▶ [WHAT IS BEING ASKED] In the listing that follows, count every line with the word "title" in it and write only the total.

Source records
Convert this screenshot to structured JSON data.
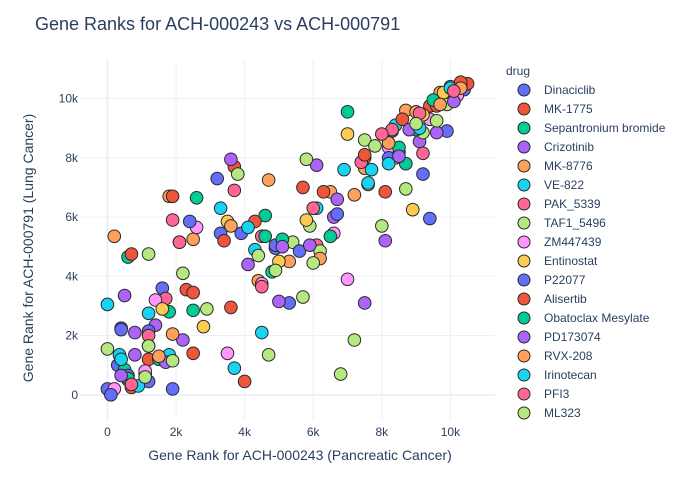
{
  "chart_data": {
    "type": "scatter",
    "title": "Gene Ranks for ACH-000243 vs ACH-000791",
    "xlabel": "Gene Rank for ACH-000243 (Pancreatic Cancer)",
    "ylabel": "Gene Rank for ACH-000791 (Lung Cancer)",
    "xlim": [
      -800,
      11300
    ],
    "ylim": [
      -850,
      11300
    ],
    "xticks": [
      0,
      2000,
      4000,
      6000,
      8000,
      10000
    ],
    "xtick_labels": [
      "0",
      "2k",
      "4k",
      "6k",
      "8k",
      "10k"
    ],
    "yticks": [
      0,
      2000,
      4000,
      6000,
      8000,
      10000
    ],
    "ytick_labels": [
      "0",
      "2k",
      "4k",
      "6k",
      "8k",
      "10k"
    ],
    "grid": true,
    "legend": {
      "title": "drug",
      "placement": "right"
    },
    "series": [
      {
        "name": "Dinaciclib",
        "color": "#636efa",
        "points": [
          [
            0,
            200
          ],
          [
            300,
            1000
          ],
          [
            400,
            2250
          ],
          [
            1200,
            450
          ],
          [
            1600,
            3600
          ],
          [
            3200,
            7300
          ],
          [
            3900,
            5450
          ],
          [
            4900,
            4950
          ],
          [
            5300,
            3100
          ],
          [
            10400,
            10300
          ],
          [
            8300,
            8900
          ],
          [
            10200,
            10300
          ]
        ]
      },
      {
        "name": "MK-1775",
        "color": "#EF553B",
        "points": [
          [
            700,
            250
          ],
          [
            1200,
            1200
          ],
          [
            2300,
            3550
          ],
          [
            2500,
            1400
          ],
          [
            3600,
            2950
          ],
          [
            4000,
            450
          ],
          [
            3700,
            7700
          ],
          [
            5700,
            7000
          ],
          [
            7500,
            8000
          ],
          [
            8100,
            6850
          ],
          [
            9400,
            9750
          ],
          [
            10500,
            10500
          ]
        ]
      },
      {
        "name": "Sepantronium bromide",
        "color": "#00cc96",
        "points": [
          [
            500,
            850
          ],
          [
            600,
            4650
          ],
          [
            1100,
            700
          ],
          [
            1800,
            2800
          ],
          [
            4600,
            6050
          ],
          [
            4800,
            4150
          ],
          [
            7000,
            9550
          ],
          [
            8500,
            8200
          ],
          [
            8700,
            7800
          ],
          [
            9600,
            9950
          ],
          [
            10000,
            10200
          ]
        ]
      },
      {
        "name": "Crizotinib",
        "color": "#ab63fa",
        "points": [
          [
            500,
            3350
          ],
          [
            800,
            1350
          ],
          [
            1400,
            2350
          ],
          [
            2100,
            5150
          ],
          [
            3600,
            7950
          ],
          [
            5000,
            3150
          ],
          [
            6100,
            7750
          ],
          [
            6600,
            6000
          ],
          [
            7500,
            3100
          ],
          [
            8100,
            5200
          ],
          [
            9100,
            8550
          ],
          [
            9800,
            10150
          ]
        ]
      },
      {
        "name": "MK-8776",
        "color": "#FFA15A",
        "points": [
          [
            200,
            5350
          ],
          [
            1800,
            6700
          ],
          [
            2500,
            5250
          ],
          [
            4400,
            3850
          ],
          [
            5300,
            4500
          ],
          [
            6500,
            6850
          ],
          [
            7500,
            7650
          ],
          [
            8700,
            9600
          ],
          [
            9700,
            10200
          ]
        ]
      },
      {
        "name": "VE-822",
        "color": "#19d3f3",
        "points": [
          [
            0,
            3050
          ],
          [
            350,
            1350
          ],
          [
            1200,
            2750
          ],
          [
            1800,
            1350
          ],
          [
            3700,
            900
          ],
          [
            4300,
            4900
          ],
          [
            6900,
            7600
          ],
          [
            7700,
            7600
          ],
          [
            8400,
            9100
          ],
          [
            10000,
            10400
          ]
        ]
      },
      {
        "name": "PAK_5339",
        "color": "#FF6692",
        "points": [
          [
            1200,
            1650
          ],
          [
            1700,
            3250
          ],
          [
            2100,
            5150
          ],
          [
            3700,
            6900
          ],
          [
            4500,
            5350
          ],
          [
            6100,
            5050
          ],
          [
            7400,
            7850
          ],
          [
            8300,
            8950
          ],
          [
            9200,
            8150
          ],
          [
            9900,
            9850
          ]
        ]
      },
      {
        "name": "TAF1_5496",
        "color": "#B6E880",
        "points": [
          [
            0,
            1550
          ],
          [
            1200,
            4750
          ],
          [
            2200,
            4100
          ],
          [
            3800,
            7450
          ],
          [
            4700,
            1350
          ],
          [
            5400,
            5150
          ],
          [
            5900,
            5700
          ],
          [
            5800,
            7950
          ],
          [
            6200,
            4850
          ],
          [
            7600,
            7100
          ],
          [
            8700,
            6950
          ],
          [
            9200,
            8850
          ],
          [
            9900,
            9800
          ]
        ]
      },
      {
        "name": "ZM447439",
        "color": "#FF97FF",
        "points": [
          [
            200,
            200
          ],
          [
            1100,
            800
          ],
          [
            1400,
            3200
          ],
          [
            2600,
            5650
          ],
          [
            3500,
            1400
          ],
          [
            4500,
            3750
          ],
          [
            6600,
            5450
          ],
          [
            7000,
            3900
          ],
          [
            8200,
            8350
          ],
          [
            9400,
            9300
          ],
          [
            10200,
            10100
          ]
        ]
      },
      {
        "name": "Entinostat",
        "color": "#FECB52",
        "points": [
          [
            600,
            500
          ],
          [
            1600,
            2900
          ],
          [
            2800,
            2300
          ],
          [
            3500,
            5850
          ],
          [
            5000,
            4500
          ],
          [
            5800,
            5900
          ],
          [
            7000,
            8800
          ],
          [
            8400,
            8000
          ],
          [
            8900,
            6250
          ],
          [
            9200,
            9450
          ],
          [
            9800,
            10200
          ]
        ]
      },
      {
        "name": "P22077",
        "color": "#636efa",
        "points": [
          [
            100,
            0
          ],
          [
            600,
            650
          ],
          [
            400,
            2200
          ],
          [
            1200,
            2150
          ],
          [
            1900,
            200
          ],
          [
            2400,
            5850
          ],
          [
            3300,
            5450
          ],
          [
            4900,
            5050
          ],
          [
            5600,
            4850
          ],
          [
            6700,
            6100
          ],
          [
            8200,
            8000
          ],
          [
            9200,
            7450
          ],
          [
            9400,
            5950
          ],
          [
            9900,
            8900
          ],
          [
            10300,
            10450
          ]
        ]
      },
      {
        "name": "Alisertib",
        "color": "#EF553B",
        "points": [
          [
            700,
            4750
          ],
          [
            1900,
            6700
          ],
          [
            2500,
            3450
          ],
          [
            3400,
            5200
          ],
          [
            4300,
            5850
          ],
          [
            6300,
            6850
          ],
          [
            7500,
            8100
          ],
          [
            8600,
            9300
          ],
          [
            9600,
            9750
          ],
          [
            10300,
            10550
          ]
        ]
      },
      {
        "name": "Obatoclax Mesylate",
        "color": "#00cc96",
        "points": [
          [
            600,
            550
          ],
          [
            1500,
            1200
          ],
          [
            2600,
            6650
          ],
          [
            2500,
            2850
          ],
          [
            4600,
            5350
          ],
          [
            5100,
            5250
          ],
          [
            6500,
            5350
          ],
          [
            8500,
            8350
          ],
          [
            9000,
            8950
          ],
          [
            9500,
            9950
          ]
        ]
      },
      {
        "name": "PD173074",
        "color": "#ab63fa",
        "points": [
          [
            400,
            650
          ],
          [
            800,
            2100
          ],
          [
            1700,
            1100
          ],
          [
            2200,
            1850
          ],
          [
            4100,
            4400
          ],
          [
            5100,
            5000
          ],
          [
            5900,
            5050
          ],
          [
            6700,
            6600
          ],
          [
            8500,
            8050
          ],
          [
            8800,
            8950
          ],
          [
            9600,
            8850
          ],
          [
            10100,
            9900
          ]
        ]
      },
      {
        "name": "RVX-208",
        "color": "#FFA15A",
        "points": [
          [
            1500,
            1300
          ],
          [
            1900,
            2050
          ],
          [
            3600,
            5700
          ],
          [
            4700,
            7250
          ],
          [
            6200,
            4600
          ],
          [
            7200,
            6750
          ],
          [
            8200,
            8500
          ],
          [
            9000,
            9550
          ],
          [
            9700,
            9800
          ],
          [
            10300,
            10350
          ]
        ]
      },
      {
        "name": "Irinotecan",
        "color": "#19d3f3",
        "points": [
          [
            400,
            1200
          ],
          [
            900,
            300
          ],
          [
            3300,
            6300
          ],
          [
            4100,
            5650
          ],
          [
            4500,
            2100
          ],
          [
            6100,
            6300
          ],
          [
            7600,
            7150
          ],
          [
            8200,
            7800
          ],
          [
            9100,
            9000
          ],
          [
            10000,
            10350
          ]
        ]
      },
      {
        "name": "PFI3",
        "color": "#FF6692",
        "points": [
          [
            700,
            350
          ],
          [
            1200,
            2000
          ],
          [
            1900,
            5900
          ],
          [
            4500,
            3650
          ],
          [
            6000,
            6300
          ],
          [
            8000,
            8800
          ],
          [
            9100,
            9500
          ],
          [
            10100,
            10250
          ]
        ]
      },
      {
        "name": "ML323",
        "color": "#B6E880",
        "points": [
          [
            1100,
            600
          ],
          [
            1200,
            1650
          ],
          [
            1900,
            1150
          ],
          [
            2900,
            2900
          ],
          [
            4400,
            4700
          ],
          [
            4900,
            4200
          ],
          [
            5700,
            3300
          ],
          [
            6000,
            4450
          ],
          [
            6800,
            700
          ],
          [
            7200,
            1850
          ],
          [
            7500,
            8600
          ],
          [
            7800,
            8400
          ],
          [
            8000,
            5700
          ],
          [
            9000,
            9150
          ],
          [
            9600,
            9250
          ]
        ]
      }
    ]
  }
}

▶ [CORRECT RESPONSE] 2